Restate the data exactly as given and keep the pictures out.

• **Stored entries**:
--- start ---
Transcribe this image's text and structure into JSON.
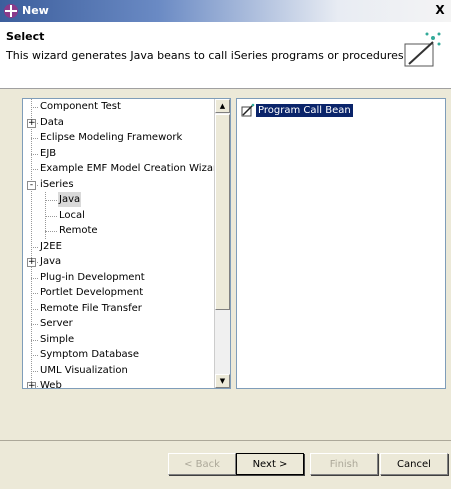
{
  "window": {
    "title": "New",
    "close_glyph": "X"
  },
  "header": {
    "title": "Select",
    "description": "This wizard generates Java beans to call iSeries programs or procedures.",
    "icon": "new-wizard-icon"
  },
  "tree": {
    "items": [
      {
        "label": "Component Test",
        "expander": "",
        "level": 0
      },
      {
        "label": "Data",
        "expander": "+",
        "level": 0
      },
      {
        "label": "Eclipse Modeling Framework",
        "expander": "",
        "level": 0
      },
      {
        "label": "EJB",
        "expander": "",
        "level": 0
      },
      {
        "label": "Example EMF Model Creation Wizards",
        "expander": "",
        "level": 0
      },
      {
        "label": "iSeries",
        "expander": "-",
        "level": 0
      },
      {
        "label": "Java",
        "expander": "",
        "level": 1,
        "selected": true
      },
      {
        "label": "Local",
        "expander": "",
        "level": 1
      },
      {
        "label": "Remote",
        "expander": "",
        "level": 1
      },
      {
        "label": "J2EE",
        "expander": "",
        "level": 0
      },
      {
        "label": "Java",
        "expander": "+",
        "level": 0
      },
      {
        "label": "Plug-in Development",
        "expander": "",
        "level": 0
      },
      {
        "label": "Portlet Development",
        "expander": "",
        "level": 0
      },
      {
        "label": "Remote File Transfer",
        "expander": "",
        "level": 0
      },
      {
        "label": "Server",
        "expander": "",
        "level": 0
      },
      {
        "label": "Simple",
        "expander": "",
        "level": 0
      },
      {
        "label": "Symptom Database",
        "expander": "",
        "level": 0
      },
      {
        "label": "UML Visualization",
        "expander": "",
        "level": 0
      },
      {
        "label": "Web",
        "expander": "+",
        "level": 0
      }
    ],
    "scroll_up": "▲",
    "scroll_down": "▼"
  },
  "wizards": {
    "items": [
      {
        "label": "Program Call Bean",
        "icon": "program-call-bean-icon",
        "selected": true
      }
    ]
  },
  "buttons": {
    "back": "< Back",
    "next": "Next >",
    "finish": "Finish",
    "cancel": "Cancel"
  },
  "colors": {
    "selection": "#0a246a",
    "title_gradient_start": "#3c5e9c"
  }
}
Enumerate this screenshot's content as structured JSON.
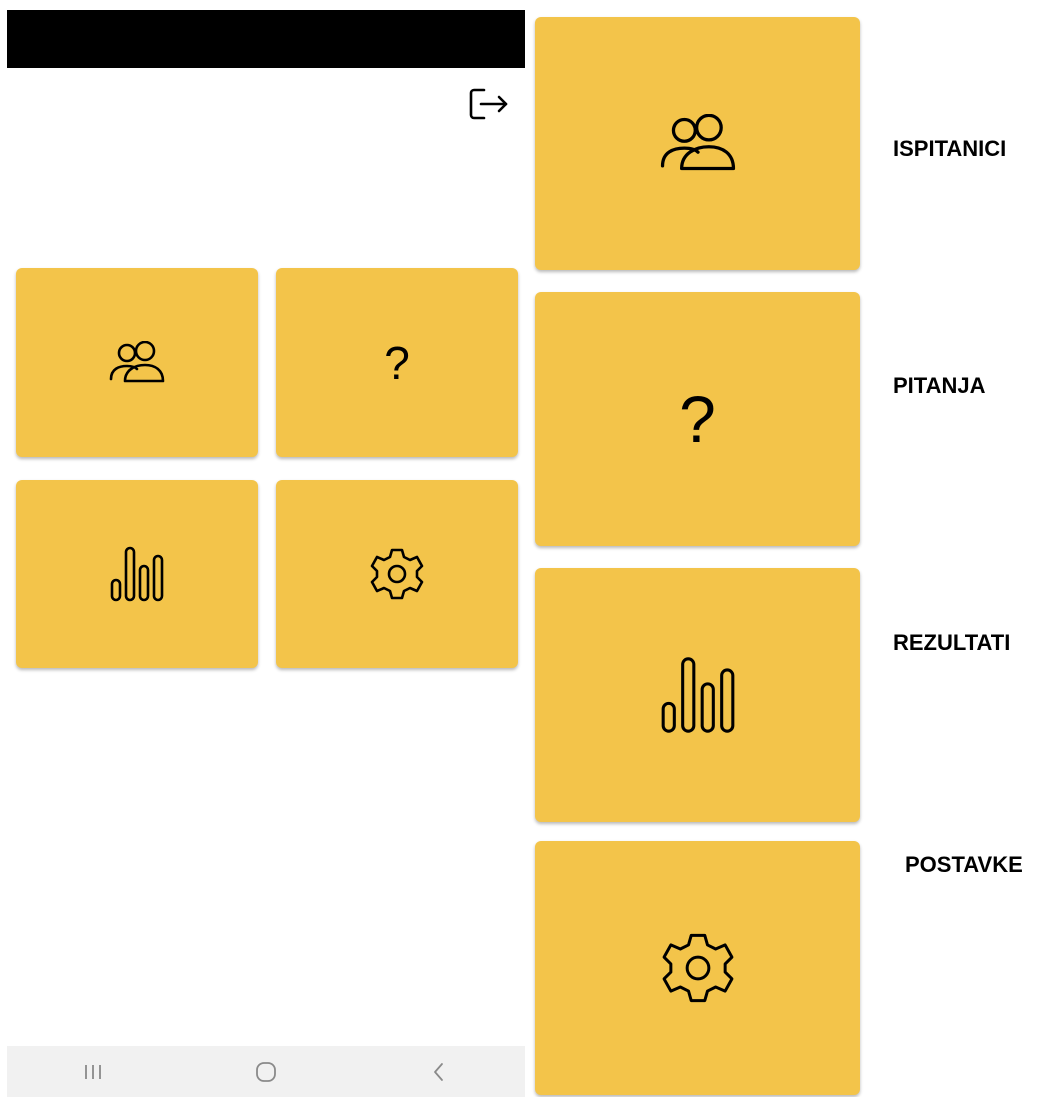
{
  "app": {
    "accent_color": "#f3c44a"
  },
  "phone": {
    "header": {
      "logout_icon": "logout-icon"
    },
    "tiles": [
      {
        "icon": "users-icon"
      },
      {
        "icon": "question-icon",
        "glyph": "?"
      },
      {
        "icon": "bar-chart-icon"
      },
      {
        "icon": "gear-icon"
      }
    ],
    "navbar": {
      "recents_icon": "recents-icon",
      "home_icon": "home-icon",
      "back_icon": "back-icon"
    }
  },
  "legend": [
    {
      "icon": "users-icon",
      "label": "ISPITANICI"
    },
    {
      "icon": "question-icon",
      "glyph": "?",
      "label": "PITANJA"
    },
    {
      "icon": "bar-chart-icon",
      "label": "REZULTATI"
    },
    {
      "icon": "gear-icon",
      "label": "POSTAVKE"
    }
  ]
}
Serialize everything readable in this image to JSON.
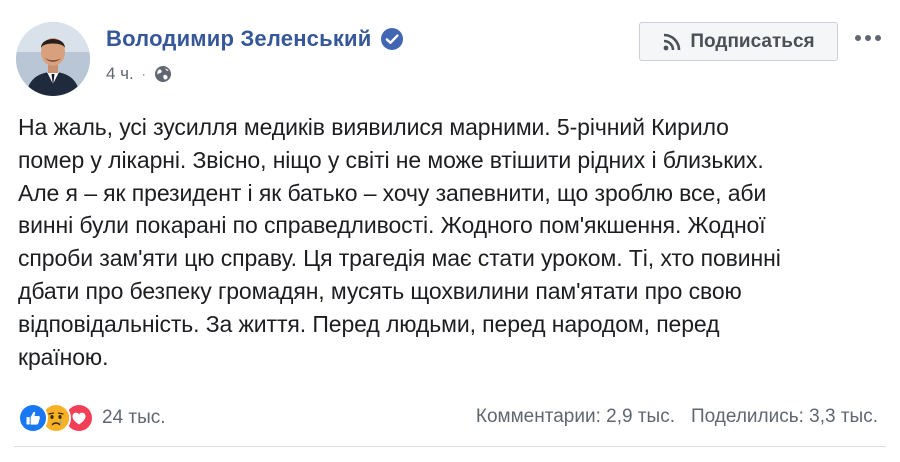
{
  "author": {
    "name": "Володимир Зеленський",
    "verified_icon": "verified-badge-icon",
    "timestamp": "4 ч.",
    "separator": "·",
    "privacy_icon": "globe-icon"
  },
  "actions": {
    "subscribe_label": "Подписаться",
    "subscribe_icon": "rss-icon",
    "more_icon": "more-options-icon"
  },
  "post": {
    "lines": [
      "На жаль, усі зусилля медиків виявилися марними. 5-річний Кирило",
      "помер у лікарні. Звісно, ніщо у світі не може втішити рідних і близьких.",
      "Але я – як президент і як батько – хочу запевнити, що зроблю все, аби",
      "винні були покарані по справедливості. Жодного пом'якшення. Жодної",
      "спроби зам'яти цю справу. Ця трагедія має стати уроком. Ті, хто повинні",
      "дбати про безпеку громадян, мусять щохвилини пам'ятати про свою",
      "відповідальність. За життя. Перед людьми, перед народом, перед",
      "країною."
    ]
  },
  "footer": {
    "reactions": [
      "like-icon",
      "sad-icon",
      "love-icon"
    ],
    "reaction_count": "24 тыс.",
    "comments": "Комментарии: 2,9 тыс.",
    "shares": "Поделились: 3,3 тыс."
  },
  "colors": {
    "name_link": "#365899",
    "meta_text": "#616770",
    "like": "#1877f2",
    "sad": "#f7b125",
    "love": "#f33e58"
  }
}
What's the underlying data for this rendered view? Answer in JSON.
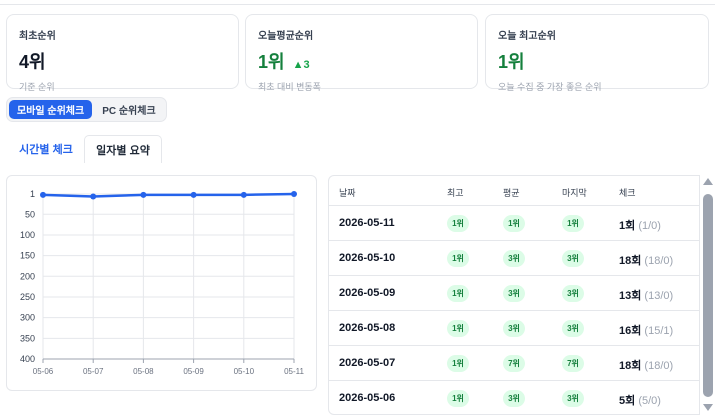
{
  "cards": [
    {
      "title": "최초순위",
      "value": "4위",
      "delta": "",
      "subtitle": "기준 순위",
      "color": "#111827"
    },
    {
      "title": "오늘평균순위",
      "value": "1위",
      "delta": "▲3",
      "subtitle": "최초 대비 변동폭",
      "color": "#15803d"
    },
    {
      "title": "오늘 최고순위",
      "value": "1위",
      "delta": "",
      "subtitle": "오늘 수집 중 가장 좋은 순위",
      "color": "#15803d"
    }
  ],
  "toggle": {
    "mobile": "모바일 순위체크",
    "pc": "PC 순위체크"
  },
  "tabs": {
    "hourly": "시간별 체크",
    "daily": "일자별 요약"
  },
  "table": {
    "headers": {
      "date": "날짜",
      "best": "최고",
      "avg": "평균",
      "last": "마지막",
      "checks": "체크"
    },
    "rows": [
      {
        "date": "2026-05-11",
        "best": "1위",
        "avg": "1위",
        "last": "1위",
        "count": "1회",
        "detail": "(1/0)"
      },
      {
        "date": "2026-05-10",
        "best": "1위",
        "avg": "3위",
        "last": "3위",
        "count": "18회",
        "detail": "(18/0)"
      },
      {
        "date": "2026-05-09",
        "best": "1위",
        "avg": "3위",
        "last": "3위",
        "count": "13회",
        "detail": "(13/0)"
      },
      {
        "date": "2026-05-08",
        "best": "1위",
        "avg": "3위",
        "last": "3위",
        "count": "16회",
        "detail": "(15/1)"
      },
      {
        "date": "2026-05-07",
        "best": "1위",
        "avg": "7위",
        "last": "7위",
        "count": "18회",
        "detail": "(18/0)"
      },
      {
        "date": "2026-05-06",
        "best": "1위",
        "avg": "3위",
        "last": "3위",
        "count": "5회",
        "detail": "(5/0)"
      }
    ]
  },
  "colors": {
    "accent": "#2563eb",
    "good": "#15803d",
    "pill_bg": "#dcfce7"
  },
  "chart_data": {
    "type": "line",
    "x": [
      "05-06",
      "05-07",
      "05-08",
      "05-09",
      "05-10",
      "05-11"
    ],
    "series": [
      {
        "values": [
          3,
          7,
          3,
          3,
          3,
          1
        ]
      }
    ],
    "y_ticks": [
      "1",
      "50",
      "100",
      "150",
      "200",
      "250",
      "300",
      "350",
      "400"
    ],
    "ylim": [
      1,
      400
    ],
    "y_inverted": true,
    "grid": true,
    "line_color": "#2563eb"
  }
}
--- end ---
• **RESULT BELOW**:
Transcribe this image's text and structure into JSON.
{
  "window": {
    "title": "New",
    "close_glyph": "X"
  },
  "header": {
    "title": "Select",
    "description": "This wizard generates Java beans to call iSeries programs or procedures.",
    "icon": "new-wizard-icon"
  },
  "tree": {
    "items": [
      {
        "label": "Component Test",
        "expander": "",
        "level": 0
      },
      {
        "label": "Data",
        "expander": "+",
        "level": 0
      },
      {
        "label": "Eclipse Modeling Framework",
        "expander": "",
        "level": 0
      },
      {
        "label": "EJB",
        "expander": "",
        "level": 0
      },
      {
        "label": "Example EMF Model Creation Wizards",
        "expander": "",
        "level": 0
      },
      {
        "label": "iSeries",
        "expander": "-",
        "level": 0
      },
      {
        "label": "Java",
        "expander": "",
        "level": 1,
        "selected": true
      },
      {
        "label": "Local",
        "expander": "",
        "level": 1
      },
      {
        "label": "Remote",
        "expander": "",
        "level": 1
      },
      {
        "label": "J2EE",
        "expander": "",
        "level": 0
      },
      {
        "label": "Java",
        "expander": "+",
        "level": 0
      },
      {
        "label": "Plug-in Development",
        "expander": "",
        "level": 0
      },
      {
        "label": "Portlet Development",
        "expander": "",
        "level": 0
      },
      {
        "label": "Remote File Transfer",
        "expander": "",
        "level": 0
      },
      {
        "label": "Server",
        "expander": "",
        "level": 0
      },
      {
        "label": "Simple",
        "expander": "",
        "level": 0
      },
      {
        "label": "Symptom Database",
        "expander": "",
        "level": 0
      },
      {
        "label": "UML Visualization",
        "expander": "",
        "level": 0
      },
      {
        "label": "Web",
        "expander": "+",
        "level": 0
      }
    ],
    "scroll_up": "▲",
    "scroll_down": "▼"
  },
  "wizards": {
    "items": [
      {
        "label": "Program Call Bean",
        "icon": "program-call-bean-icon",
        "selected": true
      }
    ]
  },
  "buttons": {
    "back": "< Back",
    "next": "Next >",
    "finish": "Finish",
    "cancel": "Cancel"
  },
  "colors": {
    "selection": "#0a246a",
    "title_gradient_start": "#3c5e9c"
  }
}
Enumerate this screenshot's content as structured JSON.
{
  "app": {
    "accent_color": "#f3c44a"
  },
  "phone": {
    "header": {
      "logout_icon": "logout-icon"
    },
    "tiles": [
      {
        "icon": "users-icon"
      },
      {
        "icon": "question-icon",
        "glyph": "?"
      },
      {
        "icon": "bar-chart-icon"
      },
      {
        "icon": "gear-icon"
      }
    ],
    "navbar": {
      "recents_icon": "recents-icon",
      "home_icon": "home-icon",
      "back_icon": "back-icon"
    }
  },
  "legend": [
    {
      "icon": "users-icon",
      "label": "ISPITANICI"
    },
    {
      "icon": "question-icon",
      "glyph": "?",
      "label": "PITANJA"
    },
    {
      "icon": "bar-chart-icon",
      "label": "REZULTATI"
    },
    {
      "icon": "gear-icon",
      "label": "POSTAVKE"
    }
  ]
}
Serialize everything readable in this image to JSON.
{
  "author": {
    "name": "Володимир Зеленський",
    "verified_icon": "verified-badge-icon",
    "timestamp": "4 ч.",
    "separator": "·",
    "privacy_icon": "globe-icon"
  },
  "actions": {
    "subscribe_label": "Подписаться",
    "subscribe_icon": "rss-icon",
    "more_icon": "more-options-icon"
  },
  "post": {
    "lines": [
      "На жаль, усі зусилля медиків виявилися марними. 5-річний Кирило",
      "помер у лікарні. Звісно, ніщо у світі не може втішити рідних і близьких.",
      "Але я – як президент і як батько – хочу запевнити, що зроблю все, аби",
      "винні були покарані по справедливості. Жодного пом'якшення. Жодної",
      "спроби зам'яти цю справу. Ця трагедія має стати уроком. Ті, хто повинні",
      "дбати про безпеку громадян, мусять щохвилини пам'ятати про свою",
      "відповідальність. За життя. Перед людьми, перед народом, перед",
      "країною."
    ]
  },
  "footer": {
    "reactions": [
      "like-icon",
      "sad-icon",
      "love-icon"
    ],
    "reaction_count": "24 тыс.",
    "comments": "Комментарии: 2,9 тыс.",
    "shares": "Поделились: 3,3 тыс."
  },
  "colors": {
    "name_link": "#365899",
    "meta_text": "#616770",
    "like": "#1877f2",
    "sad": "#f7b125",
    "love": "#f33e58"
  }
}
What's the underlying data for this rendered view? Answer in JSON.
{
  "cards": [
    {
      "title": "최초순위",
      "value": "4위",
      "delta": "",
      "subtitle": "기준 순위",
      "color": "#111827"
    },
    {
      "title": "오늘평균순위",
      "value": "1위",
      "delta": "▲3",
      "subtitle": "최초 대비 변동폭",
      "color": "#15803d"
    },
    {
      "title": "오늘 최고순위",
      "value": "1위",
      "delta": "",
      "subtitle": "오늘 수집 중 가장 좋은 순위",
      "color": "#15803d"
    }
  ],
  "toggle": {
    "mobile": "모바일 순위체크",
    "pc": "PC 순위체크"
  },
  "tabs": {
    "hourly": "시간별 체크",
    "daily": "일자별 요약"
  },
  "table": {
    "headers": {
      "date": "날짜",
      "best": "최고",
      "avg": "평균",
      "last": "마지막",
      "checks": "체크"
    },
    "rows": [
      {
        "date": "2026-05-11",
        "best": "1위",
        "avg": "1위",
        "last": "1위",
        "count": "1회",
        "detail": "(1/0)"
      },
      {
        "date": "2026-05-10",
        "best": "1위",
        "avg": "3위",
        "last": "3위",
        "count": "18회",
        "detail": "(18/0)"
      },
      {
        "date": "2026-05-09",
        "best": "1위",
        "avg": "3위",
        "last": "3위",
        "count": "13회",
        "detail": "(13/0)"
      },
      {
        "date": "2026-05-08",
        "best": "1위",
        "avg": "3위",
        "last": "3위",
        "count": "16회",
        "detail": "(15/1)"
      },
      {
        "date": "2026-05-07",
        "best": "1위",
        "avg": "7위",
        "last": "7위",
        "count": "18회",
        "detail": "(18/0)"
      },
      {
        "date": "2026-05-06",
        "best": "1위",
        "avg": "3위",
        "last": "3위",
        "count": "5회",
        "detail": "(5/0)"
      }
    ]
  },
  "colors": {
    "accent": "#2563eb",
    "good": "#15803d",
    "pill_bg": "#dcfce7"
  },
  "chart_data": {
    "type": "line",
    "x": [
      "05-06",
      "05-07",
      "05-08",
      "05-09",
      "05-10",
      "05-11"
    ],
    "series": [
      {
        "values": [
          3,
          7,
          3,
          3,
          3,
          1
        ]
      }
    ],
    "y_ticks": [
      "1",
      "50",
      "100",
      "150",
      "200",
      "250",
      "300",
      "350",
      "400"
    ],
    "ylim": [
      1,
      400
    ],
    "y_inverted": true,
    "grid": true,
    "line_color": "#2563eb"
  }
}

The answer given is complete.